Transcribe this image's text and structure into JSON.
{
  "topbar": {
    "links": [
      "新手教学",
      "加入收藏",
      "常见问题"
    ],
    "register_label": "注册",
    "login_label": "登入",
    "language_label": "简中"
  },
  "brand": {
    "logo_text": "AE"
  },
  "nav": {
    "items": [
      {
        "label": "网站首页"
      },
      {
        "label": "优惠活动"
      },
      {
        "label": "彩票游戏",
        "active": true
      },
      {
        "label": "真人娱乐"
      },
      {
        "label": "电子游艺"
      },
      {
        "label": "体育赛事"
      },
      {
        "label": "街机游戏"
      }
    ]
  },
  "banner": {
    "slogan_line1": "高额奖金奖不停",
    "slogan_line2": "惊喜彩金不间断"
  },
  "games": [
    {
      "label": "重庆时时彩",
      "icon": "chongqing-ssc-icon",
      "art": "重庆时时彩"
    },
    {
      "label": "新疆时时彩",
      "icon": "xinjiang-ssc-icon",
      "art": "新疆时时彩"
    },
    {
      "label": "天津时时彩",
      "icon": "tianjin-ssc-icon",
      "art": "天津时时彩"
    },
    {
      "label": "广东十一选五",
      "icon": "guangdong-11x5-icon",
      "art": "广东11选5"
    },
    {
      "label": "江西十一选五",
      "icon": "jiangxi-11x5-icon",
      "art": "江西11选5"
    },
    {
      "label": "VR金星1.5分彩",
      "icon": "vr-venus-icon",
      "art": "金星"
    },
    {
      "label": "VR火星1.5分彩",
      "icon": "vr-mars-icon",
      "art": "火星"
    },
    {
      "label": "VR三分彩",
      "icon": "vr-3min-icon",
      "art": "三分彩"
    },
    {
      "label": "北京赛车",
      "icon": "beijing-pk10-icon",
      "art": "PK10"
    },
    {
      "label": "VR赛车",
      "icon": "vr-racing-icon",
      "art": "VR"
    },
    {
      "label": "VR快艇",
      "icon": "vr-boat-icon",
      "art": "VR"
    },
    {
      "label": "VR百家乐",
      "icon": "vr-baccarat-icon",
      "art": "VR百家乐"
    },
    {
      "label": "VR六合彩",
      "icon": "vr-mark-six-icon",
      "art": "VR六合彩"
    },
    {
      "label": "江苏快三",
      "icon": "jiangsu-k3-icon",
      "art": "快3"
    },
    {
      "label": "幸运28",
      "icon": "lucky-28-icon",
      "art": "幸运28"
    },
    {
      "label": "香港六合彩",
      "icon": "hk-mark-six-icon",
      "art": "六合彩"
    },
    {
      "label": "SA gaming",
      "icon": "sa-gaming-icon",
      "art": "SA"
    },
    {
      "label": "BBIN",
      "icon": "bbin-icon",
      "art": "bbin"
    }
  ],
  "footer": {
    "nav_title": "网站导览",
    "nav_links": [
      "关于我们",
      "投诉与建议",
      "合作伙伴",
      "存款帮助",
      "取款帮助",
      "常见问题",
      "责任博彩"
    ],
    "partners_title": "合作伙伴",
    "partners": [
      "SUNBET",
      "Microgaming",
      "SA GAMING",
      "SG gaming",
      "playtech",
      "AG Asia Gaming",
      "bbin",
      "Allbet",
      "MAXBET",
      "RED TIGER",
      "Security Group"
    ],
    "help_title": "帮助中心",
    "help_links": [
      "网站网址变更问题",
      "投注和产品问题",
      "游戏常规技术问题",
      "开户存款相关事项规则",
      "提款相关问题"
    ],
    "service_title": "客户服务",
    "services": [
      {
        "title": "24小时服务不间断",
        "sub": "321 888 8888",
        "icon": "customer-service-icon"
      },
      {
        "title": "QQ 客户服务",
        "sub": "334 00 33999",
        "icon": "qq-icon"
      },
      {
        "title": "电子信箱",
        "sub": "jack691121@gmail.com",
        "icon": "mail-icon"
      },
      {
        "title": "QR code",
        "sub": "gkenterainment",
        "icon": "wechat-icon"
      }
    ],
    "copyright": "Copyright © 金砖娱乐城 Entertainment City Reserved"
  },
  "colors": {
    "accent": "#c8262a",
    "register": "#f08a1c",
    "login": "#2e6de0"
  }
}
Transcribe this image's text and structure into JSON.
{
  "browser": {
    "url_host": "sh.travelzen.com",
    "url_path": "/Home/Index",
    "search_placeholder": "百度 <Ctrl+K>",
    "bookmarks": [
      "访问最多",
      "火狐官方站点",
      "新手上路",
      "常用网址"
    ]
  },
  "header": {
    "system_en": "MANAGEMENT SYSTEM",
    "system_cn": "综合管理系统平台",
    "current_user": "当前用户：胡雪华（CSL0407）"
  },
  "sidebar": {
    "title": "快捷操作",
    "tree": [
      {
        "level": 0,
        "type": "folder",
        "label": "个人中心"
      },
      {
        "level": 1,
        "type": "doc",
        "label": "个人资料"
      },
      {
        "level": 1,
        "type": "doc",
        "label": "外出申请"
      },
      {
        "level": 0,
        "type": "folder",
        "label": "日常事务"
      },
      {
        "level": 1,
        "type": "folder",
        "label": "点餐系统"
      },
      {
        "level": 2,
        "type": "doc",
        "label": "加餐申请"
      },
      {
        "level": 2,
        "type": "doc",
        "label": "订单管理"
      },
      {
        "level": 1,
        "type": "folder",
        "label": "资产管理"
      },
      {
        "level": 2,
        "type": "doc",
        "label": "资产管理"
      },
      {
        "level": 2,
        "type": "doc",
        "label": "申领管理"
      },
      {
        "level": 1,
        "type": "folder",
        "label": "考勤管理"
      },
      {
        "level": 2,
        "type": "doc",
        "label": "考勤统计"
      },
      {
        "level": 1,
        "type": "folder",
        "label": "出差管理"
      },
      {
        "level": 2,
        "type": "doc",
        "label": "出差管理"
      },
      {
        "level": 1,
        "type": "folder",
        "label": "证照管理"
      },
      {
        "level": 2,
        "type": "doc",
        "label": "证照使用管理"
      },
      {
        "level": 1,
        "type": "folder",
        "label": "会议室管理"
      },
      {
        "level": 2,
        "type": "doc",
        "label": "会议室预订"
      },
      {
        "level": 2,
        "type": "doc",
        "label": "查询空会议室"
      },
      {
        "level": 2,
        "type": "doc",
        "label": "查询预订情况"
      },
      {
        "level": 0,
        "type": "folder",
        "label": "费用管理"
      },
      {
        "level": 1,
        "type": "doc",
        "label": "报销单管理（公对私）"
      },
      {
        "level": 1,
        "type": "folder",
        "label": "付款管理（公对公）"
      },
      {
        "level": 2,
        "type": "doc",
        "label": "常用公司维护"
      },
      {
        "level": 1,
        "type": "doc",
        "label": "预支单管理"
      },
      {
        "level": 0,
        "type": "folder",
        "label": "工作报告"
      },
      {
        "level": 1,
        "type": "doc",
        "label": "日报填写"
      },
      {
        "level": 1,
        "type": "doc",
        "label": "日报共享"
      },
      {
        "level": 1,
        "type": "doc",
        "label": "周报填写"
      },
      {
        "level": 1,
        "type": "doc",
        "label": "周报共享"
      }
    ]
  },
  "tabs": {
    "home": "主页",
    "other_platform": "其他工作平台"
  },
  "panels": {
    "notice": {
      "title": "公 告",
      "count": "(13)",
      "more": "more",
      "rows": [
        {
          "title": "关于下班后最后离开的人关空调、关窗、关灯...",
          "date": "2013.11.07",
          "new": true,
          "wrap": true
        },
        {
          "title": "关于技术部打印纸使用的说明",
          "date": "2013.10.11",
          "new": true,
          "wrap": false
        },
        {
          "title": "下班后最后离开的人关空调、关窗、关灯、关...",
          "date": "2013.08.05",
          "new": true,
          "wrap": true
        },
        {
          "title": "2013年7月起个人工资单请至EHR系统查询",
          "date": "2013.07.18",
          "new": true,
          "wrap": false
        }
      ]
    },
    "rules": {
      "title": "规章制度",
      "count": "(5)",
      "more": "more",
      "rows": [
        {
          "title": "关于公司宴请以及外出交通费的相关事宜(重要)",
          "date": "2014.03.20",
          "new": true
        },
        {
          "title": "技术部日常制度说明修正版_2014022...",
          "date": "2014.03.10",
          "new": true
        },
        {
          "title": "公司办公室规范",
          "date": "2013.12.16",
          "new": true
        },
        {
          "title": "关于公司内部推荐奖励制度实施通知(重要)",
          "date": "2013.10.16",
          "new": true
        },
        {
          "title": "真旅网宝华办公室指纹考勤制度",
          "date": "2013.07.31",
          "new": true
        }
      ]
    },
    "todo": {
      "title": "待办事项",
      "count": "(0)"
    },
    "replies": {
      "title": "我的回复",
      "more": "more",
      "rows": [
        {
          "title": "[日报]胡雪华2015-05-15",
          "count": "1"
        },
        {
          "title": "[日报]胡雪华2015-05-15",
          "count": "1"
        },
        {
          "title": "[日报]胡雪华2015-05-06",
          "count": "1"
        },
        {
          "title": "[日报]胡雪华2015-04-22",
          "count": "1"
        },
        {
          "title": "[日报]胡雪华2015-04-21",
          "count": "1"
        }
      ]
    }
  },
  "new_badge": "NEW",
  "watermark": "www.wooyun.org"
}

----

=== What you have to do ===
Check each line of the records above for the string "date", and report every line that has it.

=== Output below ===
          "date": "2013.11.07",
          "date": "2013.10.11",
          "date": "2013.08.05",
          "date": "2013.07.18",
          "date": "2014.03.20",
          "date": "2014.03.10",
          "date": "2013.12.16",
          "date": "2013.10.16",
          "date": "2013.07.31",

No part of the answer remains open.